Exact reproduction is required for all entries.
--- BEGIN Records for the exercise ---
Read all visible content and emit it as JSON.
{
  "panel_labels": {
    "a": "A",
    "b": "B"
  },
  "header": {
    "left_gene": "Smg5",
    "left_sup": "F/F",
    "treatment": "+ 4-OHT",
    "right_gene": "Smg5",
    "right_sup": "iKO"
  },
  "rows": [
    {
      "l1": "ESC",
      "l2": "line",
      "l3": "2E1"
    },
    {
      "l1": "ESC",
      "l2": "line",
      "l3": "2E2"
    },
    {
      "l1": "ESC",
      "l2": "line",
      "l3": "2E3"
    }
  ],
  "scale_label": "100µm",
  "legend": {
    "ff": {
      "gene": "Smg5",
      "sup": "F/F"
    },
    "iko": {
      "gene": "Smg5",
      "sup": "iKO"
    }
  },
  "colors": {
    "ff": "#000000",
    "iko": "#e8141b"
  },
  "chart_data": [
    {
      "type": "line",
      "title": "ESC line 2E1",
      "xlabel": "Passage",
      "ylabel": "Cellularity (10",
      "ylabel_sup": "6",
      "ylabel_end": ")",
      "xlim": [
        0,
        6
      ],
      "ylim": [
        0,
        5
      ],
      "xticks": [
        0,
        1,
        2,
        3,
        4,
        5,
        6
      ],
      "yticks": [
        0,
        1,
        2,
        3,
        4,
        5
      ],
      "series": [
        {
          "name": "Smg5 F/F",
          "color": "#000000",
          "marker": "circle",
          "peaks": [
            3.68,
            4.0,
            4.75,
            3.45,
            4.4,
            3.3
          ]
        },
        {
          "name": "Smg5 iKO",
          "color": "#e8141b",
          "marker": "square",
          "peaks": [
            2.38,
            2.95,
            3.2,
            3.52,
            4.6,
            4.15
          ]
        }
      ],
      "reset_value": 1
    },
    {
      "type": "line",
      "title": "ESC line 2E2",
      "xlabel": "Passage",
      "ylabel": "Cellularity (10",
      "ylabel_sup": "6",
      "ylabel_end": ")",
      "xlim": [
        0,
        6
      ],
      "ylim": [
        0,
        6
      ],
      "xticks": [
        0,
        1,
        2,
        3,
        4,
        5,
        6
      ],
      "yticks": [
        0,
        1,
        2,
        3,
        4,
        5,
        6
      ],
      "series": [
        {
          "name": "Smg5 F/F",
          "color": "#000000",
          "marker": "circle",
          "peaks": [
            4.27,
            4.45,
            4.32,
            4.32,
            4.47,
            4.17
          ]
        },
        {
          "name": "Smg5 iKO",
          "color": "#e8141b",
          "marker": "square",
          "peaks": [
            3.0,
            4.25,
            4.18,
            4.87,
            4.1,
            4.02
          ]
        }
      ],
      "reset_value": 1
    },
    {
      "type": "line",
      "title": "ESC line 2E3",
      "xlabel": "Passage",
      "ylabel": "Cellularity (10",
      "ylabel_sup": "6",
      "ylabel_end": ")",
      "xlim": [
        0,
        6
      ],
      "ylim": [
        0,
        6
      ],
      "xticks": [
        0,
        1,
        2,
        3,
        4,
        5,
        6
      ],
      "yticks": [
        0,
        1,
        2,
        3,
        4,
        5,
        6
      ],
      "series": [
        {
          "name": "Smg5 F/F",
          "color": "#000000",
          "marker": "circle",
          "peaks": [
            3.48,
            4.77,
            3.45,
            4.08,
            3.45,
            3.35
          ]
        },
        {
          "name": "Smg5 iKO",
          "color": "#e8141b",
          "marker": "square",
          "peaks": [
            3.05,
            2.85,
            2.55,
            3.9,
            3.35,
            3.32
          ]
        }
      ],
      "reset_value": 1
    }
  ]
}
--- END Records for the exercise ---
§ **Solution to this exercise**:
Read all visible content and emit it as JSON.
{
  "panel_labels": {
    "a": "A",
    "b": "B"
  },
  "header": {
    "left_gene": "Smg5",
    "left_sup": "F/F",
    "treatment": "+ 4-OHT",
    "right_gene": "Smg5",
    "right_sup": "iKO"
  },
  "rows": [
    {
      "l1": "ESC",
      "l2": "line",
      "l3": "2E1"
    },
    {
      "l1": "ESC",
      "l2": "line",
      "l3": "2E2"
    },
    {
      "l1": "ESC",
      "l2": "line",
      "l3": "2E3"
    }
  ],
  "scale_label": "100µm",
  "legend": {
    "ff": {
      "gene": "Smg5",
      "sup": "F/F"
    },
    "iko": {
      "gene": "Smg5",
      "sup": "iKO"
    }
  },
  "colors": {
    "ff": "#000000",
    "iko": "#e8141b"
  },
  "chart_data": [
    {
      "type": "line",
      "title": "ESC line 2E1",
      "xlabel": "Passage",
      "ylabel": "Cellularity (10",
      "ylabel_sup": "6",
      "ylabel_end": ")",
      "xlim": [
        0,
        6
      ],
      "ylim": [
        0,
        5
      ],
      "xticks": [
        0,
        1,
        2,
        3,
        4,
        5,
        6
      ],
      "yticks": [
        0,
        1,
        2,
        3,
        4,
        5
      ],
      "series": [
        {
          "name": "Smg5 F/F",
          "color": "#000000",
          "marker": "circle",
          "peaks": [
            3.68,
            4.0,
            4.75,
            3.45,
            4.4,
            3.3
          ]
        },
        {
          "name": "Smg5 iKO",
          "color": "#e8141b",
          "marker": "square",
          "peaks": [
            2.38,
            2.95,
            3.2,
            3.52,
            4.6,
            4.15
          ]
        }
      ],
      "reset_value": 1
    },
    {
      "type": "line",
      "title": "ESC line 2E2",
      "xlabel": "Passage",
      "ylabel": "Cellularity (10",
      "ylabel_sup": "6",
      "ylabel_end": ")",
      "xlim": [
        0,
        6
      ],
      "ylim": [
        0,
        6
      ],
      "xticks": [
        0,
        1,
        2,
        3,
        4,
        5,
        6
      ],
      "yticks": [
        0,
        1,
        2,
        3,
        4,
        5,
        6
      ],
      "series": [
        {
          "name": "Smg5 F/F",
          "color": "#000000",
          "marker": "circle",
          "peaks": [
            4.27,
            4.45,
            4.32,
            4.32,
            4.47,
            4.17
          ]
        },
        {
          "name": "Smg5 iKO",
          "color": "#e8141b",
          "marker": "square",
          "peaks": [
            3.0,
            4.25,
            4.18,
            4.87,
            4.1,
            4.02
          ]
        }
      ],
      "reset_value": 1
    },
    {
      "type": "line",
      "title": "ESC line 2E3",
      "xlabel": "Passage",
      "ylabel": "Cellularity (10",
      "ylabel_sup": "6",
      "ylabel_end": ")",
      "xlim": [
        0,
        6
      ],
      "ylim": [
        0,
        6
      ],
      "xticks": [
        0,
        1,
        2,
        3,
        4,
        5,
        6
      ],
      "yticks": [
        0,
        1,
        2,
        3,
        4,
        5,
        6
      ],
      "series": [
        {
          "name": "Smg5 F/F",
          "color": "#000000",
          "marker": "circle",
          "peaks": [
            3.48,
            4.77,
            3.45,
            4.08,
            3.45,
            3.35
          ]
        },
        {
          "name": "Smg5 iKO",
          "color": "#e8141b",
          "marker": "square",
          "peaks": [
            3.05,
            2.85,
            2.55,
            3.9,
            3.35,
            3.32
          ]
        }
      ],
      "reset_value": 1
    }
  ]
}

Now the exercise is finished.